• _DOCUMENT TEXT_:
Segment Open

American baseball player (born 1998)

Lucas Dean Berryhill (born May 28, 1998) is an American professional baseball catcher for the Piratas de Campeche of the Mexican League.

==Amateur career==
Berryhill began his college career at Georgia Southern. After his freshman year he transferred to Walters State Community College. In his only season with the Senators, Berryhill batted .376 with 11 doubles, 13 home runs, and 45 RBI. In 2018, he played collegiate summer baseball with the Purcellville Cannons of the Valley Baseball League, and then 2019, he played for the Brewster Whitecaps of the Cape Cod Baseball League. Berryhill transferred to South Carolina for his remaining eligibility. As a junior he hit .271 with 12 home runs and 49 RBI.

==Professional career==
===Cincinnati Reds===
Berryhill was drafted in the 13th round, with the 384th overall selection, by the Cincinnati Reds in the 2019 Major League Baseball draft. After signing with the team he was assigned to the Greeneville Reds of the Low–A Appalachian League, where he batted .240 in eight games played. Berryhill did not play in a game in 2020 due to the cancellation of the minor league season because of the COVID-19 pandemic.

Segment Closed

Document understanding data:
Segment Open

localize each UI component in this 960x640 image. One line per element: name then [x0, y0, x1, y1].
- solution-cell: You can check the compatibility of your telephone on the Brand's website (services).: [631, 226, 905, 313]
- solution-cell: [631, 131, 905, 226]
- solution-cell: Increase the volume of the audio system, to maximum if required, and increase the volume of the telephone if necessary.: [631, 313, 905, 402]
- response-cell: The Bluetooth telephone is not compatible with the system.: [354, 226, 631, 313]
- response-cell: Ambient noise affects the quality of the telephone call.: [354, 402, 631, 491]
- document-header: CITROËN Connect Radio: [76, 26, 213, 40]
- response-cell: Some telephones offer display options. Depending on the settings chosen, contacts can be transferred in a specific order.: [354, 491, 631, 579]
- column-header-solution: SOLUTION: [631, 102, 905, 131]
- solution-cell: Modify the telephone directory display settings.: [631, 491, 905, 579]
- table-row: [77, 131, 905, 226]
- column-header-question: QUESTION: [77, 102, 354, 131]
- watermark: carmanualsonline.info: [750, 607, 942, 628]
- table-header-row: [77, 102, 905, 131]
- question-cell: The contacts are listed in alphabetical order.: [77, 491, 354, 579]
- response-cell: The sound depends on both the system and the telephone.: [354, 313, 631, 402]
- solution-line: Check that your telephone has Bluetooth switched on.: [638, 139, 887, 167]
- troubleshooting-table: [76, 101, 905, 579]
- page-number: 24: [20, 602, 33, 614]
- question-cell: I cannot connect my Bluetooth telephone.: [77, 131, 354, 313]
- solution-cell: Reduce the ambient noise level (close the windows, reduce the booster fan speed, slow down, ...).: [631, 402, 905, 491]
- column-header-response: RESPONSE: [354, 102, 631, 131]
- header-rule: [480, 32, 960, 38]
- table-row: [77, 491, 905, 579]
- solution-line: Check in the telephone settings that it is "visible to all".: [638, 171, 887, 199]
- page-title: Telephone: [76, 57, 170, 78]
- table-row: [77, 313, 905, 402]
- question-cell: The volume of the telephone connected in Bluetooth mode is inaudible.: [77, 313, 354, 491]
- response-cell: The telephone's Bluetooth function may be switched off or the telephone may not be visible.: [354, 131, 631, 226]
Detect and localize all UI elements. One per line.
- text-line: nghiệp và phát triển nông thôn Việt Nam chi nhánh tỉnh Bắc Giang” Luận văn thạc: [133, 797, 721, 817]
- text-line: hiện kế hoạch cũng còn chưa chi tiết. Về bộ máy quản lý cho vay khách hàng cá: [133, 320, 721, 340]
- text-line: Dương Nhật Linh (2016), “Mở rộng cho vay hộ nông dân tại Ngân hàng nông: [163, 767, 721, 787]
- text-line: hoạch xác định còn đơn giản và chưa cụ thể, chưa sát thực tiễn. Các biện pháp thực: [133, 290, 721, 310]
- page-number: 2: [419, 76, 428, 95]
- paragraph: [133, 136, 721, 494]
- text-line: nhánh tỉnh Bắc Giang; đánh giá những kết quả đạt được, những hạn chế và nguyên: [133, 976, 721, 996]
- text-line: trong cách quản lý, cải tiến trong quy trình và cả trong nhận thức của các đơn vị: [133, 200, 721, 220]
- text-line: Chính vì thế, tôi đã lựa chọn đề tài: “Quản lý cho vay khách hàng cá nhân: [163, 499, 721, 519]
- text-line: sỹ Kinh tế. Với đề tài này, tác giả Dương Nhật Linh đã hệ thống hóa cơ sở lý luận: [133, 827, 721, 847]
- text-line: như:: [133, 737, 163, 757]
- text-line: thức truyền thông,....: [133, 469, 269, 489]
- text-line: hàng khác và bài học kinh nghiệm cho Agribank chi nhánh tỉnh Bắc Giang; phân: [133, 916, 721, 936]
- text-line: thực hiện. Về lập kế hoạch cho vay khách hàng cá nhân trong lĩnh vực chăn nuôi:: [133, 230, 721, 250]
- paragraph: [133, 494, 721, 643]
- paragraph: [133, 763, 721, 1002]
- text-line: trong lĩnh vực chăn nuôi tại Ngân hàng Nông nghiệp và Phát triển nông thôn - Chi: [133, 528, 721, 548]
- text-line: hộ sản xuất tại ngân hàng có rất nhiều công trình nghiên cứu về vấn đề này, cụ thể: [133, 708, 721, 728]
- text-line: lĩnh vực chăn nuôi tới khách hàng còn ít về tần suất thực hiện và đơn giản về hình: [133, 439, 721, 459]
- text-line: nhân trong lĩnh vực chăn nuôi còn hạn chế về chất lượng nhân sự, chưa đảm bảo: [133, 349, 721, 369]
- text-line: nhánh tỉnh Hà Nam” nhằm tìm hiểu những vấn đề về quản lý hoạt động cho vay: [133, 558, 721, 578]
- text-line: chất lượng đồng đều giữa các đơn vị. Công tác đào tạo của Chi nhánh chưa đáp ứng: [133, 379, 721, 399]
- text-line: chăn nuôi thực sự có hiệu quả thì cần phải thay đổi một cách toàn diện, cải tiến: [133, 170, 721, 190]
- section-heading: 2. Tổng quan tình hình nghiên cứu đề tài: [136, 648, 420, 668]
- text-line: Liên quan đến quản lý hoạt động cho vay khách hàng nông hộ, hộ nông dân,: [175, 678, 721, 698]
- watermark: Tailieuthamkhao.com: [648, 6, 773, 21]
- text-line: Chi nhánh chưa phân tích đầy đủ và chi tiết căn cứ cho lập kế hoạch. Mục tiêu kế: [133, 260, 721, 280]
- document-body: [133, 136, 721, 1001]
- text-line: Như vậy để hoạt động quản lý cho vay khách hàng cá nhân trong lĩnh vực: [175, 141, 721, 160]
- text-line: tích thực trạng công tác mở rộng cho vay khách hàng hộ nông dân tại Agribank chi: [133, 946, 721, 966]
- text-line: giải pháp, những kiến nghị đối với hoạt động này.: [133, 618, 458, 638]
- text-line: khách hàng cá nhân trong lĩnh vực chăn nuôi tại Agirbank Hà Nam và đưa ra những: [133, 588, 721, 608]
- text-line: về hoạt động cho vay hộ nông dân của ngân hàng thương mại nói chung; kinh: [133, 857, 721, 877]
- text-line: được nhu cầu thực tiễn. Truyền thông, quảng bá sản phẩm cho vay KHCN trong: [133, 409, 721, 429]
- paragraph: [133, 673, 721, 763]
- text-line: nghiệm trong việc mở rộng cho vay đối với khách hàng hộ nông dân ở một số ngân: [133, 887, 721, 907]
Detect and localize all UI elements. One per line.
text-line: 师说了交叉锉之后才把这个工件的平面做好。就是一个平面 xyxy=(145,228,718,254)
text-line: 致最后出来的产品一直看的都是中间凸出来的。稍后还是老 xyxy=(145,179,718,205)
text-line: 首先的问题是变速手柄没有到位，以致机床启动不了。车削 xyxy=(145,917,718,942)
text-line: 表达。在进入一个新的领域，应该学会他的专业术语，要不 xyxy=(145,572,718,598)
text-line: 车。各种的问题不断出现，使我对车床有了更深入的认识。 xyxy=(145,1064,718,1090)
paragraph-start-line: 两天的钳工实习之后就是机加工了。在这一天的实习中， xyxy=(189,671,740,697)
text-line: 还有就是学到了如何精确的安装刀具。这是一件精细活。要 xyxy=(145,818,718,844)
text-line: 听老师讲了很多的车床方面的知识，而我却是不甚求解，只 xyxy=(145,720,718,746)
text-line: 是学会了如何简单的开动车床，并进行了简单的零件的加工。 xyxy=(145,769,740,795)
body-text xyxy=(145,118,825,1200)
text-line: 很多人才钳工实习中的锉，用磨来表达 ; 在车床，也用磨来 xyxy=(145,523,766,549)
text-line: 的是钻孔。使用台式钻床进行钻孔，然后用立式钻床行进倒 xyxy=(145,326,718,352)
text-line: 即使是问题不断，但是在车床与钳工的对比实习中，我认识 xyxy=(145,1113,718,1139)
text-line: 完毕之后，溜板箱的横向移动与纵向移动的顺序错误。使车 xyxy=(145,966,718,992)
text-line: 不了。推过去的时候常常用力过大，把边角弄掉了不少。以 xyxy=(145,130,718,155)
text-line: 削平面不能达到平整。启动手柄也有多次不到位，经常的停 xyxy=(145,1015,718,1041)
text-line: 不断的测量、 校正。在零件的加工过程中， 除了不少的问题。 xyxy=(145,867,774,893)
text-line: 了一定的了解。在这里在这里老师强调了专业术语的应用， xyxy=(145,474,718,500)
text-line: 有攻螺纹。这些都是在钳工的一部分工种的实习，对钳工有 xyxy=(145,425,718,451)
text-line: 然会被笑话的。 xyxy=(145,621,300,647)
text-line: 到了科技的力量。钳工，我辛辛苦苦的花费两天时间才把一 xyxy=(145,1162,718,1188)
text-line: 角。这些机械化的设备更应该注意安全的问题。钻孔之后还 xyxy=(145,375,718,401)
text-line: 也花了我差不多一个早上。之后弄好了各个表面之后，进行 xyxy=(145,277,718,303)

Segment Closed

Please continue the baseball player biography from where it stops, below the material.

===Houston Astros===
Berryhill was traded to the Houston Astros in exchange for pitcher Cionel Pérez on January 23, 2021. Berryhill began the 2021 season with the Low-A Fayetteville Woodpeckers. He was later promoted to the Asheville Tourists of High-A East and then promoted a second time to the Double-A Corpus Christi Hooks. In 73 total games, Berryhill hit .295/.413/.562 with 15 home runs and 54 RBI.

Berryhill spent the 2022 campaign with Corpus Christi, also appearing in three games for the rookie–level Florida Complex League Astros. In 96 games for the Hooks, he slashed .256/.380/.409 with 12 home runs and 60 RBI. Berryhill spent the 2023 season with the Triple–A Sugar Land Space Cowboys, hitting .228/.371/.384 with eight home runs and 28 RBI across 77 appearances.

He returned to Sugar Land in 2024, batting .234/.332/.370 with six home runs and 30 RBI across 57 games. Berryhill was released by the Astros organization on July 24, 2024.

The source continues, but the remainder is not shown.